SUPPLIED RECORDS:
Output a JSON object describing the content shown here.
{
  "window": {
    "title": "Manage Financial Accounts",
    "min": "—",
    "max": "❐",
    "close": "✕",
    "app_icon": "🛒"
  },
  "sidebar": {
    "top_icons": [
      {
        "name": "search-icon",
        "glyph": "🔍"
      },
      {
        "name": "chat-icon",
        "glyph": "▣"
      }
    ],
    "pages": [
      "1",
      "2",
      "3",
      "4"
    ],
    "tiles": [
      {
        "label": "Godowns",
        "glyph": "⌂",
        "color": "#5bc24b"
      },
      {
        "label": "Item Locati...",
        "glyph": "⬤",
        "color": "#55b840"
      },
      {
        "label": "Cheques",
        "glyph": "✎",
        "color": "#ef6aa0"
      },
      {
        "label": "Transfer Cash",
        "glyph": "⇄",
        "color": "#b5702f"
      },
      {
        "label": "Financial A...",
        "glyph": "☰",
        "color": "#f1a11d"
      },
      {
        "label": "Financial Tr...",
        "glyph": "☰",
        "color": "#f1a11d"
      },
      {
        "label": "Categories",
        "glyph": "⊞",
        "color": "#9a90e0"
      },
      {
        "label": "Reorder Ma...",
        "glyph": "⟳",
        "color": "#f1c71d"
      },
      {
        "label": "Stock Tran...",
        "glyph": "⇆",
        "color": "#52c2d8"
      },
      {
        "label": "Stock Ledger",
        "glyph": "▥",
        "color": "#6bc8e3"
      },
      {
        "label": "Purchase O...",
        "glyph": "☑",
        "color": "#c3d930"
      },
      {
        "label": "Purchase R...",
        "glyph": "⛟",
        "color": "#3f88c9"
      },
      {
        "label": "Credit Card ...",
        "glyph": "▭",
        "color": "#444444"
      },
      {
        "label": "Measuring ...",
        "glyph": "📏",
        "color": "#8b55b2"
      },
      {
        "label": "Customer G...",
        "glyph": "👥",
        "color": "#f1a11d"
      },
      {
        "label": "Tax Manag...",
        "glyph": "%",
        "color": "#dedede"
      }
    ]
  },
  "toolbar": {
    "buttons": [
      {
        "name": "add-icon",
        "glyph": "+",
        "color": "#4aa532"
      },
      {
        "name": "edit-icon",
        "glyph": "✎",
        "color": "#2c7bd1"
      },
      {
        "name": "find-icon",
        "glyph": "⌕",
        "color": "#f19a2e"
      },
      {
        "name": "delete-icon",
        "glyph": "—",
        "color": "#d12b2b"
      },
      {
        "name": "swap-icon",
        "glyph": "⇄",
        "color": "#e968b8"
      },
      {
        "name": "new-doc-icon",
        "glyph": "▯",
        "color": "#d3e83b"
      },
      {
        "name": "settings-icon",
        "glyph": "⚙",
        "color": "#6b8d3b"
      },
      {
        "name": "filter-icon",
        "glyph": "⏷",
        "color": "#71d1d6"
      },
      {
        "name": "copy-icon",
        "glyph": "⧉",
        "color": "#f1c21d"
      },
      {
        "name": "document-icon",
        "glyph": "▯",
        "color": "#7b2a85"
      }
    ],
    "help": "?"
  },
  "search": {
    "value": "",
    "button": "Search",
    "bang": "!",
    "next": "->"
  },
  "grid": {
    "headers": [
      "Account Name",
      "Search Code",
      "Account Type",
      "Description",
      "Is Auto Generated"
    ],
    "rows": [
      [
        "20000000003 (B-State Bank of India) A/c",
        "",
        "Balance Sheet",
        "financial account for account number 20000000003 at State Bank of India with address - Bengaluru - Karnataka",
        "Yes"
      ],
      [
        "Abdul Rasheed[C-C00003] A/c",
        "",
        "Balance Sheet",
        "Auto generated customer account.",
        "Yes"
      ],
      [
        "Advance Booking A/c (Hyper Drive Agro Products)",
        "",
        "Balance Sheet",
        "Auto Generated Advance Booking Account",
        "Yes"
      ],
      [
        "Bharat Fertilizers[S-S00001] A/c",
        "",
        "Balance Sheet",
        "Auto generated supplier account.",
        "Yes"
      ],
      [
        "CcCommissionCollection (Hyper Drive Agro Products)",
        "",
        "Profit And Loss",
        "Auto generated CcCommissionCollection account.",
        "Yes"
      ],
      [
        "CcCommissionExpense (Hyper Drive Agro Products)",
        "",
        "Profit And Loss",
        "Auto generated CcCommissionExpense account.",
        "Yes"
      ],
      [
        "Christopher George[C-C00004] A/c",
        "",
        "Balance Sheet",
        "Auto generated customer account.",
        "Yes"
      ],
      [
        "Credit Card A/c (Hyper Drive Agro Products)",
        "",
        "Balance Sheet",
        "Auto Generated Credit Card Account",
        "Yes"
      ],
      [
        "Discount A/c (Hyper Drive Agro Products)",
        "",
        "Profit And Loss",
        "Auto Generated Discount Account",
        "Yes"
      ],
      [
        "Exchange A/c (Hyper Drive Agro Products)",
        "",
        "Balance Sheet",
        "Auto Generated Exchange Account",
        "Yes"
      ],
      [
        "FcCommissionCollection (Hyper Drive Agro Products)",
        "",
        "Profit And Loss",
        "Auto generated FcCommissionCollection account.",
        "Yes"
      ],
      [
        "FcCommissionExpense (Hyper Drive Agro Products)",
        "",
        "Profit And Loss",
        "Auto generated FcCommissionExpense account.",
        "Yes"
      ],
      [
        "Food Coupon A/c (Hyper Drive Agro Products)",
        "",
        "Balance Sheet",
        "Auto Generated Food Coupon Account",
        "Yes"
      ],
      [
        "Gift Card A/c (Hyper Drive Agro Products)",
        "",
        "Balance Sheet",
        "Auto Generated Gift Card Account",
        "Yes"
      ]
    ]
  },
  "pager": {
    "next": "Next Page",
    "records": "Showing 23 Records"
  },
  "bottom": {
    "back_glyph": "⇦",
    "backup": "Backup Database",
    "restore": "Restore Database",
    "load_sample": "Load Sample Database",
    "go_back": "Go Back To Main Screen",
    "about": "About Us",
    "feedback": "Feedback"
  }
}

REQUIREMENTS: Quote the material exactly, leaving nothing out.

WORKED ANSWER:
Output a JSON object describing the content shown here.
{
  "window": {
    "title": "Manage Financial Accounts",
    "min": "—",
    "max": "❐",
    "close": "✕",
    "app_icon": "🛒"
  },
  "sidebar": {
    "top_icons": [
      {
        "name": "search-icon",
        "glyph": "🔍"
      },
      {
        "name": "chat-icon",
        "glyph": "▣"
      }
    ],
    "pages": [
      "1",
      "2",
      "3",
      "4"
    ],
    "tiles": [
      {
        "label": "Godowns",
        "glyph": "⌂",
        "color": "#5bc24b"
      },
      {
        "label": "Item Locati...",
        "glyph": "⬤",
        "color": "#55b840"
      },
      {
        "label": "Cheques",
        "glyph": "✎",
        "color": "#ef6aa0"
      },
      {
        "label": "Transfer Cash",
        "glyph": "⇄",
        "color": "#b5702f"
      },
      {
        "label": "Financial A...",
        "glyph": "☰",
        "color": "#f1a11d"
      },
      {
        "label": "Financial Tr...",
        "glyph": "☰",
        "color": "#f1a11d"
      },
      {
        "label": "Categories",
        "glyph": "⊞",
        "color": "#9a90e0"
      },
      {
        "label": "Reorder Ma...",
        "glyph": "⟳",
        "color": "#f1c71d"
      },
      {
        "label": "Stock Tran...",
        "glyph": "⇆",
        "color": "#52c2d8"
      },
      {
        "label": "Stock Ledger",
        "glyph": "▥",
        "color": "#6bc8e3"
      },
      {
        "label": "Purchase O...",
        "glyph": "☑",
        "color": "#c3d930"
      },
      {
        "label": "Purchase R...",
        "glyph": "⛟",
        "color": "#3f88c9"
      },
      {
        "label": "Credit Card ...",
        "glyph": "▭",
        "color": "#444444"
      },
      {
        "label": "Measuring ...",
        "glyph": "📏",
        "color": "#8b55b2"
      },
      {
        "label": "Customer G...",
        "glyph": "👥",
        "color": "#f1a11d"
      },
      {
        "label": "Tax Manag...",
        "glyph": "%",
        "color": "#dedede"
      }
    ]
  },
  "toolbar": {
    "buttons": [
      {
        "name": "add-icon",
        "glyph": "+",
        "color": "#4aa532"
      },
      {
        "name": "edit-icon",
        "glyph": "✎",
        "color": "#2c7bd1"
      },
      {
        "name": "find-icon",
        "glyph": "⌕",
        "color": "#f19a2e"
      },
      {
        "name": "delete-icon",
        "glyph": "—",
        "color": "#d12b2b"
      },
      {
        "name": "swap-icon",
        "glyph": "⇄",
        "color": "#e968b8"
      },
      {
        "name": "new-doc-icon",
        "glyph": "▯",
        "color": "#d3e83b"
      },
      {
        "name": "settings-icon",
        "glyph": "⚙",
        "color": "#6b8d3b"
      },
      {
        "name": "filter-icon",
        "glyph": "⏷",
        "color": "#71d1d6"
      },
      {
        "name": "copy-icon",
        "glyph": "⧉",
        "color": "#f1c21d"
      },
      {
        "name": "document-icon",
        "glyph": "▯",
        "color": "#7b2a85"
      }
    ],
    "help": "?"
  },
  "search": {
    "value": "",
    "button": "Search",
    "bang": "!",
    "next": "->"
  },
  "grid": {
    "headers": [
      "Account Name",
      "Search Code",
      "Account Type",
      "Description",
      "Is Auto Generated"
    ],
    "rows": [
      [
        "20000000003 (B-State Bank of India) A/c",
        "",
        "Balance Sheet",
        "financial account for account number 20000000003 at State Bank of India with address - Bengaluru - Karnataka",
        "Yes"
      ],
      [
        "Abdul Rasheed[C-C00003] A/c",
        "",
        "Balance Sheet",
        "Auto generated customer account.",
        "Yes"
      ],
      [
        "Advance Booking A/c (Hyper Drive Agro Products)",
        "",
        "Balance Sheet",
        "Auto Generated Advance Booking Account",
        "Yes"
      ],
      [
        "Bharat Fertilizers[S-S00001] A/c",
        "",
        "Balance Sheet",
        "Auto generated supplier account.",
        "Yes"
      ],
      [
        "CcCommissionCollection (Hyper Drive Agro Products)",
        "",
        "Profit And Loss",
        "Auto generated CcCommissionCollection account.",
        "Yes"
      ],
      [
        "CcCommissionExpense (Hyper Drive Agro Products)",
        "",
        "Profit And Loss",
        "Auto generated CcCommissionExpense account.",
        "Yes"
      ],
      [
        "Christopher George[C-C00004] A/c",
        "",
        "Balance Sheet",
        "Auto generated customer account.",
        "Yes"
      ],
      [
        "Credit Card A/c (Hyper Drive Agro Products)",
        "",
        "Balance Sheet",
        "Auto Generated Credit Card Account",
        "Yes"
      ],
      [
        "Discount A/c (Hyper Drive Agro Products)",
        "",
        "Profit And Loss",
        "Auto Generated Discount Account",
        "Yes"
      ],
      [
        "Exchange A/c (Hyper Drive Agro Products)",
        "",
        "Balance Sheet",
        "Auto Generated Exchange Account",
        "Yes"
      ],
      [
        "FcCommissionCollection (Hyper Drive Agro Products)",
        "",
        "Profit And Loss",
        "Auto generated FcCommissionCollection account.",
        "Yes"
      ],
      [
        "FcCommissionExpense (Hyper Drive Agro Products)",
        "",
        "Profit And Loss",
        "Auto generated FcCommissionExpense account.",
        "Yes"
      ],
      [
        "Food Coupon A/c (Hyper Drive Agro Products)",
        "",
        "Balance Sheet",
        "Auto Generated Food Coupon Account",
        "Yes"
      ],
      [
        "Gift Card A/c (Hyper Drive Agro Products)",
        "",
        "Balance Sheet",
        "Auto Generated Gift Card Account",
        "Yes"
      ]
    ]
  },
  "pager": {
    "next": "Next Page",
    "records": "Showing 23 Records"
  },
  "bottom": {
    "back_glyph": "⇦",
    "backup": "Backup Database",
    "restore": "Restore Database",
    "load_sample": "Load Sample Database",
    "go_back": "Go Back To Main Screen",
    "about": "About Us",
    "feedback": "Feedback"
  }
}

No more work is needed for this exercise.